Data records:
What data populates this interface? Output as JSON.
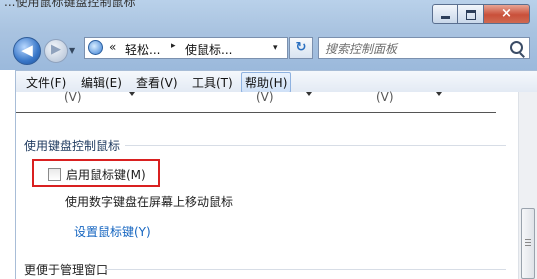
{
  "window": {
    "top_cut_text": "...使用鼠标键盘控制鼠标",
    "caption_close_glyph": "×"
  },
  "address": {
    "overflow_glyph": "«",
    "crumb1": "轻松...",
    "separator_glyph": "▸",
    "crumb2": "使鼠标...",
    "dropdown_glyph": "▾",
    "refresh_glyph": "↻"
  },
  "search": {
    "placeholder": "搜索控制面板"
  },
  "menu": {
    "items": [
      "文件(F)",
      "编辑(E)",
      "查看(V)",
      "工具(T)",
      "帮助(H)"
    ]
  },
  "content": {
    "prev_fragments": [
      "(V)",
      "(V)",
      "(V)"
    ],
    "section1_title": "使用键盘控制鼠标",
    "checkbox_label": "启用鼠标键(M)",
    "checkbox_checked": false,
    "checkbox_description": "使用数字键盘在屏幕上移动鼠标",
    "setup_link": "设置鼠标键(Y)",
    "section2_title": "更便于管理窗口"
  },
  "colors": {
    "link": "#1565c0",
    "highlight_border": "#d92020",
    "chrome": "#a9c3e0"
  }
}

What is being asked:
The entries above should be reproduced exactly, without their pictures.

Solved problem:
What data populates this interface? Output as JSON.
{
  "window": {
    "top_cut_text": "...使用鼠标键盘控制鼠标",
    "caption_close_glyph": "×"
  },
  "address": {
    "overflow_glyph": "«",
    "crumb1": "轻松...",
    "separator_glyph": "▸",
    "crumb2": "使鼠标...",
    "dropdown_glyph": "▾",
    "refresh_glyph": "↻"
  },
  "search": {
    "placeholder": "搜索控制面板"
  },
  "menu": {
    "items": [
      "文件(F)",
      "编辑(E)",
      "查看(V)",
      "工具(T)",
      "帮助(H)"
    ]
  },
  "content": {
    "prev_fragments": [
      "(V)",
      "(V)",
      "(V)"
    ],
    "section1_title": "使用键盘控制鼠标",
    "checkbox_label": "启用鼠标键(M)",
    "checkbox_checked": false,
    "checkbox_description": "使用数字键盘在屏幕上移动鼠标",
    "setup_link": "设置鼠标键(Y)",
    "section2_title": "更便于管理窗口"
  },
  "colors": {
    "link": "#1565c0",
    "highlight_border": "#d92020",
    "chrome": "#a9c3e0"
  }
}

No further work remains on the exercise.